关于innodb_flush_log_at_trx_commit、innodb_flush_method、innodb_log_block_size和fsync()、O

想着整理关于innodb_flush_log_at_trx_commit、innodb_flush_method、innodb_log_block_size和fsync()、O_DIRECT、iops的关系，纯属这两天处理http://www.cnblogs.com/zhjh256/p/6519032.html帖子的问题，顺便整理下，以备下次不用各处重新汇总。

innodb_flush_log_at_trx_commit用于控制commit的时候log_buffer同步到磁盘的行为，跟oracle中commit_logging、commit_wait参数的作用大同小异吧。不管如何最后都会触发写入disk的行为。这就涉及到innodb_log_block_size和innodb_flush_method了，innodb_log_block_size用于设置innodb log的逻辑大小，默认512，SSD或者ext4下可以选择4096（主要是ext4 fs bs改成4096的原因），具体差别到底多大，没特别仔细测试，反正往上各种答案都有，不过大体差别在15%以内。innodb_flush_method用于InnoDB 控制刷新数据文件和日志文件的行为，根据是否SSD、RAID、SAN或者云盘，不同的配置是会影响IO吞吐量的。取值如下：

fdatasync（默认，oracle mysql默认为fsync）: use fsync() to flush both the data and log files.
O_SYNC: use O_SYNC to open and flush the log files; use fsync() to flush the data files.
O_DIRECT: use O_DIRECT to open the data files and fsync() system call to flush both the data and log files.
O_DIRECT_NO_FSYNC: use O_DIRECT to open the data files but don’t use fsync() system call to flush both the data and log files. This option isn’t suitable for XFS file system.

§ 记录数据:
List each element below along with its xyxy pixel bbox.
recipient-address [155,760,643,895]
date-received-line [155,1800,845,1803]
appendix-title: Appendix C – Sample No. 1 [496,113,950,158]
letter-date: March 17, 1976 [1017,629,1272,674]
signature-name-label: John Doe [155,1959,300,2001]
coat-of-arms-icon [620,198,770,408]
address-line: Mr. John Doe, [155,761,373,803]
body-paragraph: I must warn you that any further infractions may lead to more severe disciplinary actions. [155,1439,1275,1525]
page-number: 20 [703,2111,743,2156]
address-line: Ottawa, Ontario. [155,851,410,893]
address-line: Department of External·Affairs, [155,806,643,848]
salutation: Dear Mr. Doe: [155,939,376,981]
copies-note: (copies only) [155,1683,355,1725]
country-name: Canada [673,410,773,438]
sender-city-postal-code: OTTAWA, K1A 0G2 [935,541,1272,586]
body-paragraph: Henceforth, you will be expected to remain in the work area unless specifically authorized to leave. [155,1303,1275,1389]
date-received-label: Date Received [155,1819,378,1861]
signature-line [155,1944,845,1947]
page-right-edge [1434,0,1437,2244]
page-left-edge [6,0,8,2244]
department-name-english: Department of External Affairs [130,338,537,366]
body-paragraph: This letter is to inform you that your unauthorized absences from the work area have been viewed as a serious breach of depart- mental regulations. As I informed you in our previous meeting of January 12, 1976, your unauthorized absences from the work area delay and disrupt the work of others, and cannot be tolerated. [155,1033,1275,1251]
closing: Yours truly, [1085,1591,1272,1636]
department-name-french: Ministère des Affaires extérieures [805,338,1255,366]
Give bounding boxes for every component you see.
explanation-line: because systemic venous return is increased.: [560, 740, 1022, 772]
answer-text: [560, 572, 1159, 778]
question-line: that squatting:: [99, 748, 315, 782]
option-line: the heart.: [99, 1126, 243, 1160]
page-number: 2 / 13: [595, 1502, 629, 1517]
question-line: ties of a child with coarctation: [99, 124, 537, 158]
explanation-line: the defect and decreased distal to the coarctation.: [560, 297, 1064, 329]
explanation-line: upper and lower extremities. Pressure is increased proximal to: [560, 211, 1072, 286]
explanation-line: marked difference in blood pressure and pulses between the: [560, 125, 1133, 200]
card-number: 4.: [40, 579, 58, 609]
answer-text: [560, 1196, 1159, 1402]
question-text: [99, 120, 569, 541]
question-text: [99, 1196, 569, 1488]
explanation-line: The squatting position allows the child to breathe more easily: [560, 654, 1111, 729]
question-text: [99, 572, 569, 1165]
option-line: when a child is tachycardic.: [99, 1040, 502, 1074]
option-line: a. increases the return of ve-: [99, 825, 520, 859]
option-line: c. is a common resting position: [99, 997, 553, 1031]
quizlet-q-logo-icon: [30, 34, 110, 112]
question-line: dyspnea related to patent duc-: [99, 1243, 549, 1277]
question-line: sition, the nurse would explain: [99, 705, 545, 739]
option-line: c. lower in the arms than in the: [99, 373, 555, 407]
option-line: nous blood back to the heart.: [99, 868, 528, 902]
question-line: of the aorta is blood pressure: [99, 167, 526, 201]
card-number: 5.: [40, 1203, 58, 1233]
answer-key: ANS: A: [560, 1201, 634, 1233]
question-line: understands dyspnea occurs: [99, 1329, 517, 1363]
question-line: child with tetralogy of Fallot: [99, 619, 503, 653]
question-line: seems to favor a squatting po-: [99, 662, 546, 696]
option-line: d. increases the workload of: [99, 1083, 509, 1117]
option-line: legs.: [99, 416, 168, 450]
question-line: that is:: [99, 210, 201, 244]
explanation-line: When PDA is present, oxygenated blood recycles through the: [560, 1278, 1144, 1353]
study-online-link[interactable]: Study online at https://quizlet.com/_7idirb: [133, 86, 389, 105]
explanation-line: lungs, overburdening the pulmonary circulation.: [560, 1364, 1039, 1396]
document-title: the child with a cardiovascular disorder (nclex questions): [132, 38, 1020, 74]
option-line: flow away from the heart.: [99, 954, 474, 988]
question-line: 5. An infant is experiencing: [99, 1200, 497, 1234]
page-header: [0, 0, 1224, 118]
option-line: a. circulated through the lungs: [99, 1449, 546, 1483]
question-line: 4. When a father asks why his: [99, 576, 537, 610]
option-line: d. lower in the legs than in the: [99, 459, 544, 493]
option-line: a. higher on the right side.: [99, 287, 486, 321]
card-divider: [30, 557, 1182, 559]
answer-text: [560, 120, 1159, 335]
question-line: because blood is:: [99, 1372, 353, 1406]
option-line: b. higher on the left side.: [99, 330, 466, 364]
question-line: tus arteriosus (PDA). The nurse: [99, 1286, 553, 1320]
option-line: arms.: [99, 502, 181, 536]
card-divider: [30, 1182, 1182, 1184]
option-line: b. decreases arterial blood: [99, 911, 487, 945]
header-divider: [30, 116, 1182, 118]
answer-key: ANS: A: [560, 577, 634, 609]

§ 操作指令:
(a) 从所给段落中摘出“想着整理关于innodb_f”与“the data files.”之间的原文，两端包括在内，一字不改。
(b) 请把列表从开头到含有“letter-date: March 17, 1976”的那一行（含该行）转成Markdown表格，设“序号”和“内容”两列，空行不计入。

§ 各题解答:
(a)
想着整理关于innodb_flush_log_at_trx_commit、innodb_flush_method、innodb_log_block_size和fsync()、O_DIRECT、iops的关系，纯属这两天处理http://www.cnblogs.com/zhjh256/p/6519032.html帖子的问题，顺便整理下，以备下次不用各处重新汇总。

innodb_flush_log_at_trx_commit用于控制commit的时候log_buffer同步到磁盘的行为，跟oracle中commit_logging、commit_wait参数的作用大同小异吧。不管如何最后都会触发写入disk的行为。这就涉及到innodb_log_block_size和innodb_flush_method了，innodb_log_block_size用于设置innodb log的逻辑大小，默认512，SSD或者ext4下可以选择4096（主要是ext4 fs bs改成4096的原因），具体差别到底多大，没特别仔细测试，反正往上各种答案都有，不过大体差别在15%以内。innodb_flush_method用于InnoDB 控制刷新数据文件和日志文件的行为，根据是否SSD、RAID、SAN或者云盘，不同的配置是会影响IO吞吐量的。取值如下：

fdatasync（默认，oracle mysql默认为fsync）: use fsync() to flush both the data and log files.
O_SYNC: use O_SYNC to open and flush the log files; use fsync() to flush the data files.

(b)
| 序号 | 内容 |
|---|---|
| 1 | List each element below along with its xyxy pixel bbox. |
| 2 | recipient-address [155,760,643,895] |
| 3 | date-received-line [155,1800,845,1803] |
| 4 | appendix-title: Appendix C – Sample No. 1 [496,113,950,158] |
| 5 | letter-date: March 17, 1976 [1017,629,1272,674] |